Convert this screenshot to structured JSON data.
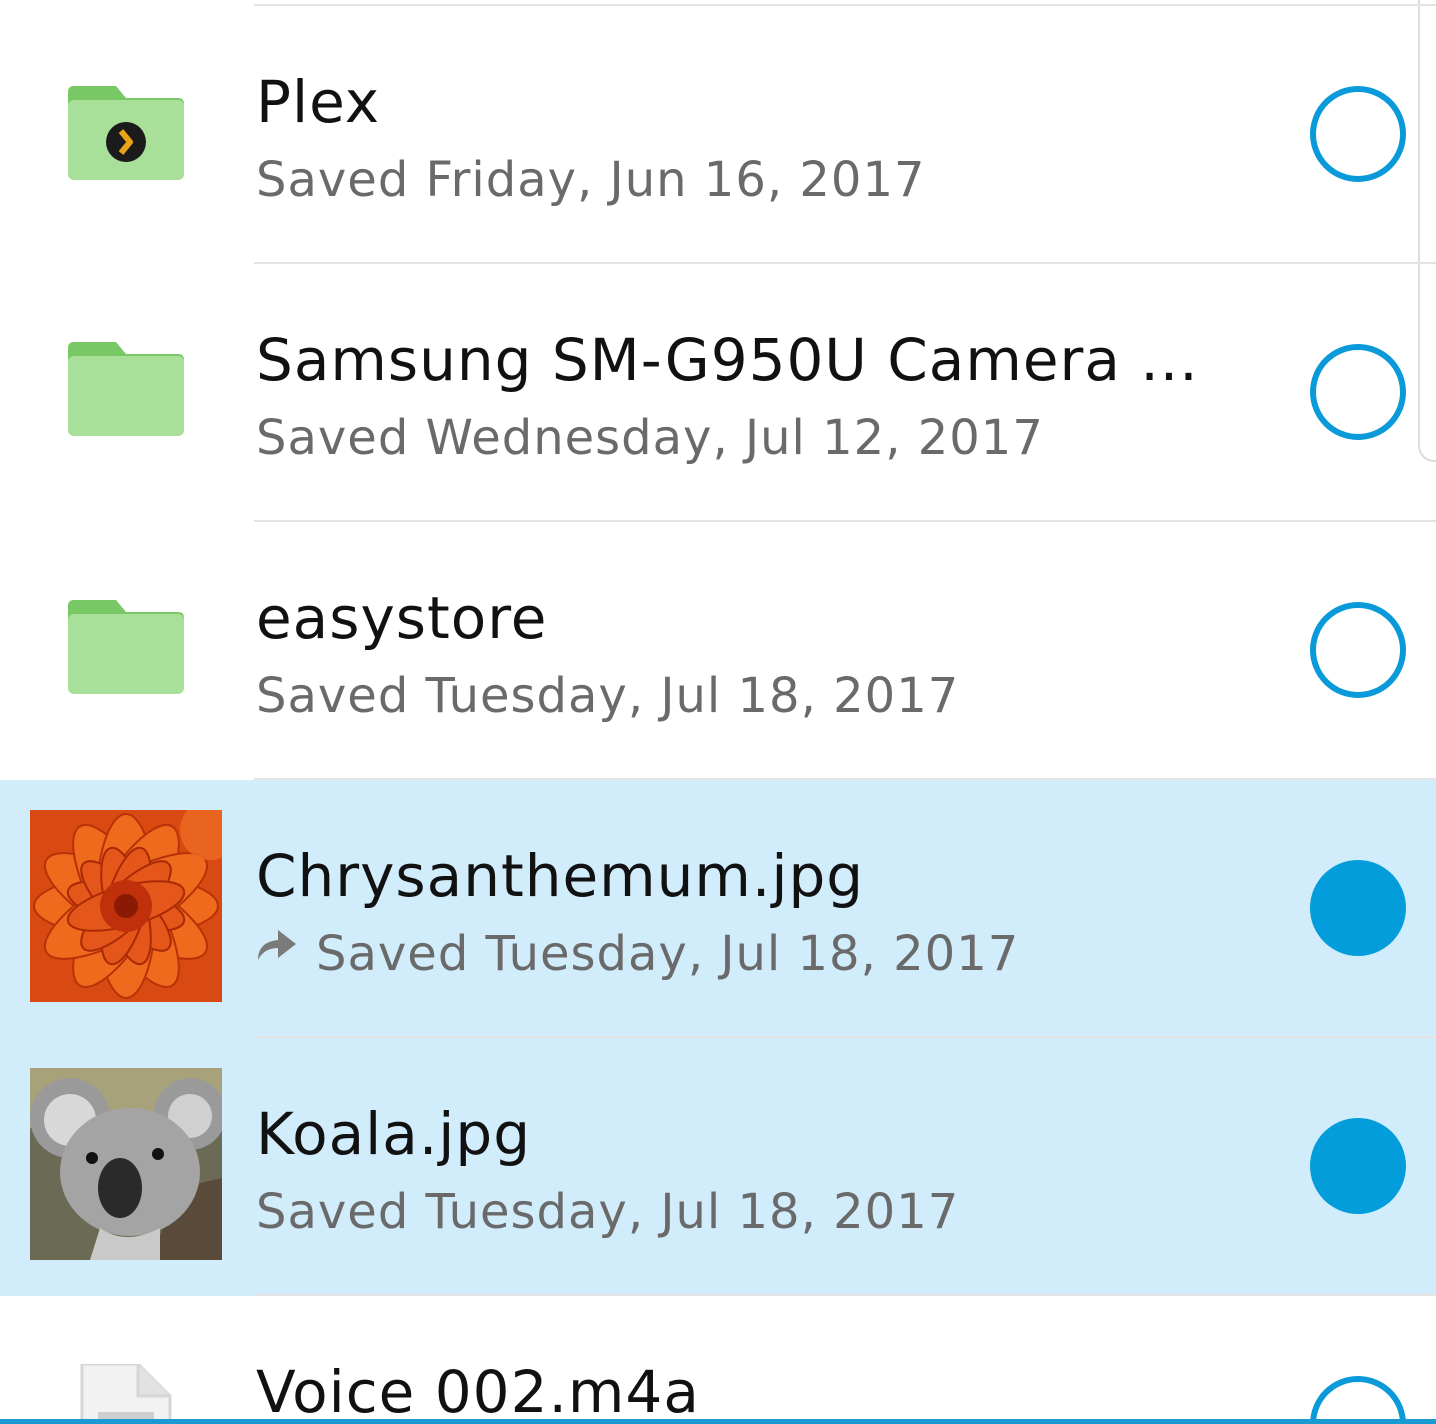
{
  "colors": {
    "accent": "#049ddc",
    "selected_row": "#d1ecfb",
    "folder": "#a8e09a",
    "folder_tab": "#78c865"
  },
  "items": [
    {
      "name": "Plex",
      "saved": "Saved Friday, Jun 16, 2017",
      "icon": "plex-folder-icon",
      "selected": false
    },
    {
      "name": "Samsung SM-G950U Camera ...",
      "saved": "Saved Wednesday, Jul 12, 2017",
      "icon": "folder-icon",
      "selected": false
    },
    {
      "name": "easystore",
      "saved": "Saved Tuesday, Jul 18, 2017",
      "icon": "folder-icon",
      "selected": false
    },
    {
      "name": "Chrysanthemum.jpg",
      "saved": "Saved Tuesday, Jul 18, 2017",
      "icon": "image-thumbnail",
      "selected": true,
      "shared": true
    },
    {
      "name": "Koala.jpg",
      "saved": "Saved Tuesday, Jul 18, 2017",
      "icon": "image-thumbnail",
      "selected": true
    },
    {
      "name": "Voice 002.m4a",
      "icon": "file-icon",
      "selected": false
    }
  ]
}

###

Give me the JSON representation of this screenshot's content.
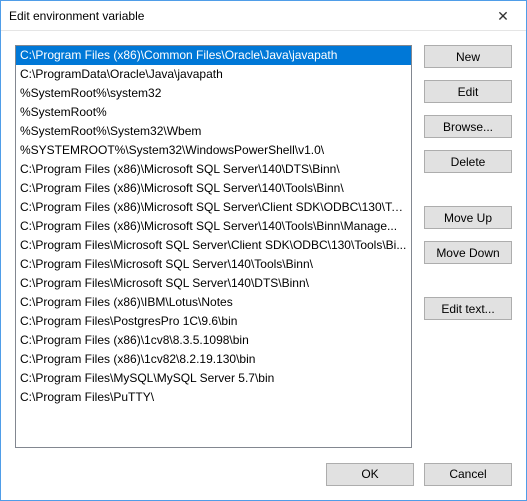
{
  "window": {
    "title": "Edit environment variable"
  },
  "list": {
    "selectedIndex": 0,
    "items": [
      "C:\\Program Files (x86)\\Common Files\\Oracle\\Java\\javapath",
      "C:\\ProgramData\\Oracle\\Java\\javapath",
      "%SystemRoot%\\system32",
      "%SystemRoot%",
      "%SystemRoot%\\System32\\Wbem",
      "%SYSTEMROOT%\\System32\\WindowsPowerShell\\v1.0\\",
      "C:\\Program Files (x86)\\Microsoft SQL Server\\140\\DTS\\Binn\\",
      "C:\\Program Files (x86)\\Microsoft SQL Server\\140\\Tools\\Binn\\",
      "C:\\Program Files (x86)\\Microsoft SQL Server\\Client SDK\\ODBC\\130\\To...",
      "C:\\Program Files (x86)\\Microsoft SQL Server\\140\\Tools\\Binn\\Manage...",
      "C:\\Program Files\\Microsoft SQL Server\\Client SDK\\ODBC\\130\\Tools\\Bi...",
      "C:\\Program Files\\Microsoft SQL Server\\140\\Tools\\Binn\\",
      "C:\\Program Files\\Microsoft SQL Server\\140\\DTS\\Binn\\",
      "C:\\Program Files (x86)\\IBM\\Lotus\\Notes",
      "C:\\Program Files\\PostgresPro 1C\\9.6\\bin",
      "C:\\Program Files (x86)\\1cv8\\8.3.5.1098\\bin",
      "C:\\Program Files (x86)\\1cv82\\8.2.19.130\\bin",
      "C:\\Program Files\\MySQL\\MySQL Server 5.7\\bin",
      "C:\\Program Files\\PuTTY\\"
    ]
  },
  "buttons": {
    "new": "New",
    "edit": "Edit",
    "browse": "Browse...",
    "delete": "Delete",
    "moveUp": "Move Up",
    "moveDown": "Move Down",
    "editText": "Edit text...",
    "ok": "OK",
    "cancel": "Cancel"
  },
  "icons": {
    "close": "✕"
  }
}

###

→ **PROBLEM**:
Look for lines containing the string "Oracle" and copy them all.

→ **EXERCISE RESPONSE**:
      "C:\\Program Files (x86)\\Common Files\\Oracle\\Java\\javapath",
      "C:\\ProgramData\\Oracle\\Java\\javapath",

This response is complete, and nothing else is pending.